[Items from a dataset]

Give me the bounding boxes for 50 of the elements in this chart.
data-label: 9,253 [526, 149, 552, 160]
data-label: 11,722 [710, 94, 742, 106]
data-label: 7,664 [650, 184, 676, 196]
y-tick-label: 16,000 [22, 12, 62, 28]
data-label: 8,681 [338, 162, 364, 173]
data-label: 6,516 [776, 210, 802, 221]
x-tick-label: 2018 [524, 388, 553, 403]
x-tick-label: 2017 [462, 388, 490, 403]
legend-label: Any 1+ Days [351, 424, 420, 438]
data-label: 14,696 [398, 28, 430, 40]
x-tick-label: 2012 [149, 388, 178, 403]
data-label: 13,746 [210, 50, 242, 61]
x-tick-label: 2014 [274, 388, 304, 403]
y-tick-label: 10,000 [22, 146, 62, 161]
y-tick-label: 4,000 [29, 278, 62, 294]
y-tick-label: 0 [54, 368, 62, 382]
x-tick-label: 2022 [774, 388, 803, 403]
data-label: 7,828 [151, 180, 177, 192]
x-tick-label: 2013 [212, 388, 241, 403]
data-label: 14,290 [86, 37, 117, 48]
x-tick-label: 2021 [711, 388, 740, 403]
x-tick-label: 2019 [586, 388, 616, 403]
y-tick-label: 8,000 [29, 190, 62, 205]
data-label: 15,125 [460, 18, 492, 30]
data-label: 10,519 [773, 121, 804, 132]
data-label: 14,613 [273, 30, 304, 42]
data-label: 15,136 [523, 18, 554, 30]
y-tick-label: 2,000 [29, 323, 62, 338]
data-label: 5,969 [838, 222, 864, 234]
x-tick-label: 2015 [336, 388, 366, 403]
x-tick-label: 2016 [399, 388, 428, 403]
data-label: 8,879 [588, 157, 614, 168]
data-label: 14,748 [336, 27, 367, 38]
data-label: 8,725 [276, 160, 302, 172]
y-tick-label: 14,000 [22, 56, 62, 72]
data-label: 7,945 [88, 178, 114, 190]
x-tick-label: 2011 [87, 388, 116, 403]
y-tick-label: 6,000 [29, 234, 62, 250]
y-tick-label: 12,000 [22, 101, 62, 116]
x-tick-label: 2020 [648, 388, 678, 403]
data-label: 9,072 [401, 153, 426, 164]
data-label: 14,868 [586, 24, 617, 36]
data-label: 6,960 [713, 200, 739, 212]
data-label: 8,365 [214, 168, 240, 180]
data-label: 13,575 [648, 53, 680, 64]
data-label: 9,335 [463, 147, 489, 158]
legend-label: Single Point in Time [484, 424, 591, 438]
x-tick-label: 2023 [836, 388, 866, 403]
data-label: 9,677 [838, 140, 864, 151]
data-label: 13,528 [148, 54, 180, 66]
--
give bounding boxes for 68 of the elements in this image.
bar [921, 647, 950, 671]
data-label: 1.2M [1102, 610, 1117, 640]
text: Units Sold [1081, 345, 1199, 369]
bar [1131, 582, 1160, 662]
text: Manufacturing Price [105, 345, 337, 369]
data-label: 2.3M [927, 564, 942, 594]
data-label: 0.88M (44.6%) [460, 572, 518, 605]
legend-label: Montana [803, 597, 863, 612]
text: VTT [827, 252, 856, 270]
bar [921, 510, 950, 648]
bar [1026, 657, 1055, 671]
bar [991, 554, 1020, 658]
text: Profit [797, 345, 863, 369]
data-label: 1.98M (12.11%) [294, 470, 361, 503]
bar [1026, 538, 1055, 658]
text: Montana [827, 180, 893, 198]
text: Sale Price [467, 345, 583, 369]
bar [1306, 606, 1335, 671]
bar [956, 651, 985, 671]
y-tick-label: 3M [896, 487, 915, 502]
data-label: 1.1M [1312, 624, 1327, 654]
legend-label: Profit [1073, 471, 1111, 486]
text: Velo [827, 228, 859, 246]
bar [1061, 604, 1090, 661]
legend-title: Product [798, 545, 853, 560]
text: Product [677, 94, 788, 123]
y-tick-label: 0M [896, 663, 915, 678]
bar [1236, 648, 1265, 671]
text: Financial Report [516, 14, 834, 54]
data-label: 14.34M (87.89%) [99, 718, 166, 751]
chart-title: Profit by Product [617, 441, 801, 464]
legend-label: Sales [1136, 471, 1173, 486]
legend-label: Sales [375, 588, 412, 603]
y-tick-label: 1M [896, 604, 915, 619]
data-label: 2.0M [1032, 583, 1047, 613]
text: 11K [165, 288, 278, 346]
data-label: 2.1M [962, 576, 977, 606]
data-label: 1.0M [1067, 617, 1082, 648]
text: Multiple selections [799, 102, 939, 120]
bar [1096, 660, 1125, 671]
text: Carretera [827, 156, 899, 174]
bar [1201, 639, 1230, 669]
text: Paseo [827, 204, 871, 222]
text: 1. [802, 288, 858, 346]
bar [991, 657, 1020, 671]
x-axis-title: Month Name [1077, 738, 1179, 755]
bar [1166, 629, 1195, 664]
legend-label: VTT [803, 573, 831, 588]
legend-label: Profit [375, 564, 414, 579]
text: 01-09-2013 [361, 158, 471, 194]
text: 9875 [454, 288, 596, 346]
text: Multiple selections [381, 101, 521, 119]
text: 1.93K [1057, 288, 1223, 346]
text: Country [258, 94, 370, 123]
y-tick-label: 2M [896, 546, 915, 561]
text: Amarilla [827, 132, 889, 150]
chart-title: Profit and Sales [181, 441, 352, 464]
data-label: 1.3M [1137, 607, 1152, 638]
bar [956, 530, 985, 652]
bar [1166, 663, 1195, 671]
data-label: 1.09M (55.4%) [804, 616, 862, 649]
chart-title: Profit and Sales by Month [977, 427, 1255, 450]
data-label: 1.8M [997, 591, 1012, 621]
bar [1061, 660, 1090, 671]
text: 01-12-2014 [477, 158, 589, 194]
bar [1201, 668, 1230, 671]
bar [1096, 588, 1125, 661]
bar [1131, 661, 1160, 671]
==
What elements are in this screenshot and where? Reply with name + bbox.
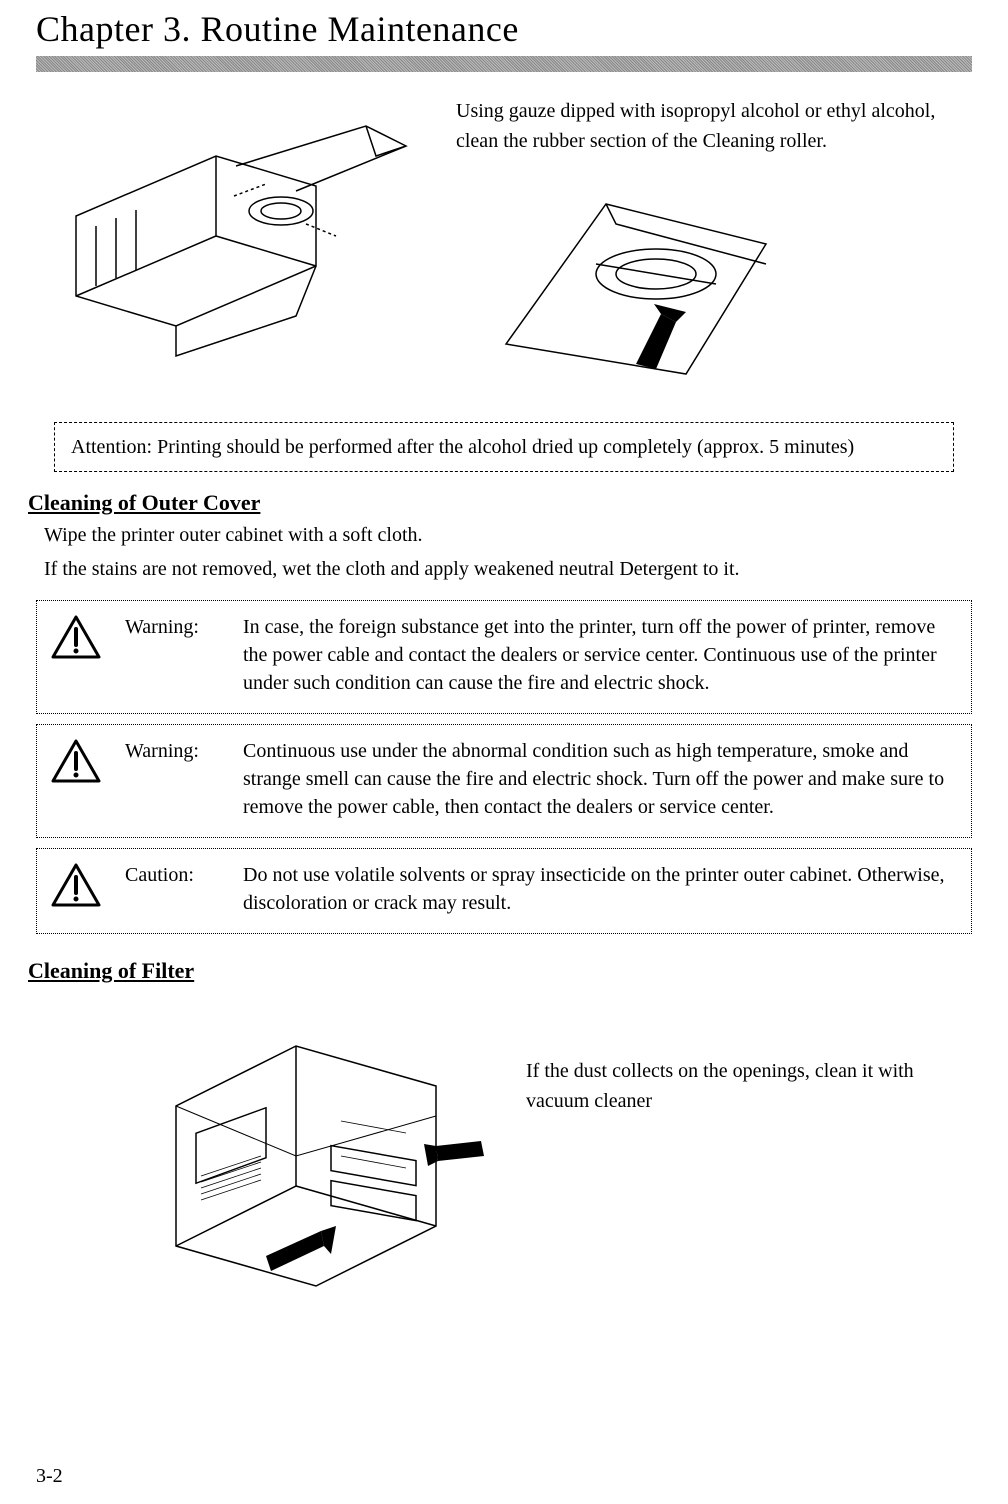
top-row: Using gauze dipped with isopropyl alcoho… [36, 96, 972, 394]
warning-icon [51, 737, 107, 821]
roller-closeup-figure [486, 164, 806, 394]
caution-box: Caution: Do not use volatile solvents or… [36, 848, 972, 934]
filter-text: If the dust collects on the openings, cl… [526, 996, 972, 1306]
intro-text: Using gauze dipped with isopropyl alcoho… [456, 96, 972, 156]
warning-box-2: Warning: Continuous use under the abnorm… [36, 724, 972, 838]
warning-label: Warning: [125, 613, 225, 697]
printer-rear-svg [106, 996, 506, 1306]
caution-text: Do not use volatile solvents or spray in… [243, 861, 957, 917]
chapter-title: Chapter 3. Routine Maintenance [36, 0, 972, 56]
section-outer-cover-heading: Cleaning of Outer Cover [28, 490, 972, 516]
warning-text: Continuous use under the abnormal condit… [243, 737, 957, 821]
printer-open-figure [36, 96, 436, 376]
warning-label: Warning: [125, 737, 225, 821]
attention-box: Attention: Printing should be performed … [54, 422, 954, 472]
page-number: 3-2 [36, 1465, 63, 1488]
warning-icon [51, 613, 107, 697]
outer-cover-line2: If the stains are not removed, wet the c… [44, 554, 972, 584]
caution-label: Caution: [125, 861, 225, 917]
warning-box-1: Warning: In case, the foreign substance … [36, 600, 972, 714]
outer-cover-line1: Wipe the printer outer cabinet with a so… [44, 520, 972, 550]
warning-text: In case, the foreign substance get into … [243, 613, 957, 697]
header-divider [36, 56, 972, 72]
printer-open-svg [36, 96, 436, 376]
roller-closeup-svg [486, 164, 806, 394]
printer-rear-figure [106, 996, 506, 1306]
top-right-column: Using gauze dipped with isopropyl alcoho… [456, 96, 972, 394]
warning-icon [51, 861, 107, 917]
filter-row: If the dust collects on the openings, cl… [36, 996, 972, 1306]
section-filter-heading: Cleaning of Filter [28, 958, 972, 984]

## OBJECTIVE
Copy out the rows above, starting at the line that has "Give me the" and stopping after the line that has "y-tick-label: 12,000 [22, 101, 62, 116]".

## ANSWER TO THIS EXERCISE
Give me the bounding boxes for 50 of the elements in this chart.
data-label: 9,253 [526, 149, 552, 160]
data-label: 11,722 [710, 94, 742, 106]
data-label: 7,664 [650, 184, 676, 196]
y-tick-label: 16,000 [22, 12, 62, 28]
data-label: 8,681 [338, 162, 364, 173]
data-label: 6,516 [776, 210, 802, 221]
x-tick-label: 2018 [524, 388, 553, 403]
x-tick-label: 2017 [462, 388, 490, 403]
legend-label: Any 1+ Days [351, 424, 420, 438]
data-label: 14,696 [398, 28, 430, 40]
x-tick-label: 2012 [149, 388, 178, 403]
data-label: 13,746 [210, 50, 242, 61]
x-tick-label: 2014 [274, 388, 304, 403]
y-tick-label: 10,000 [22, 146, 62, 161]
y-tick-label: 4,000 [29, 278, 62, 294]
y-tick-label: 0 [54, 368, 62, 382]
x-tick-label: 2022 [774, 388, 803, 403]
data-label: 7,828 [151, 180, 177, 192]
x-tick-label: 2013 [212, 388, 241, 403]
data-label: 14,290 [86, 37, 117, 48]
x-tick-label: 2021 [711, 388, 740, 403]
x-tick-label: 2019 [586, 388, 616, 403]
y-tick-label: 8,000 [29, 190, 62, 205]
data-label: 15,125 [460, 18, 492, 30]
data-label: 10,519 [773, 121, 804, 132]
data-label: 14,613 [273, 30, 304, 42]
data-label: 15,136 [523, 18, 554, 30]
y-tick-label: 2,000 [29, 323, 62, 338]
data-label: 5,969 [838, 222, 864, 234]
x-tick-label: 2015 [336, 388, 366, 403]
x-tick-label: 2016 [399, 388, 428, 403]
data-label: 8,879 [588, 157, 614, 168]
data-label: 14,748 [336, 27, 367, 38]
data-label: 8,725 [276, 160, 302, 172]
y-tick-label: 14,000 [22, 56, 62, 72]
data-label: 7,945 [88, 178, 114, 190]
x-tick-label: 2011 [87, 388, 116, 403]
y-tick-label: 6,000 [29, 234, 62, 250]
y-tick-label: 12,000 [22, 101, 62, 116]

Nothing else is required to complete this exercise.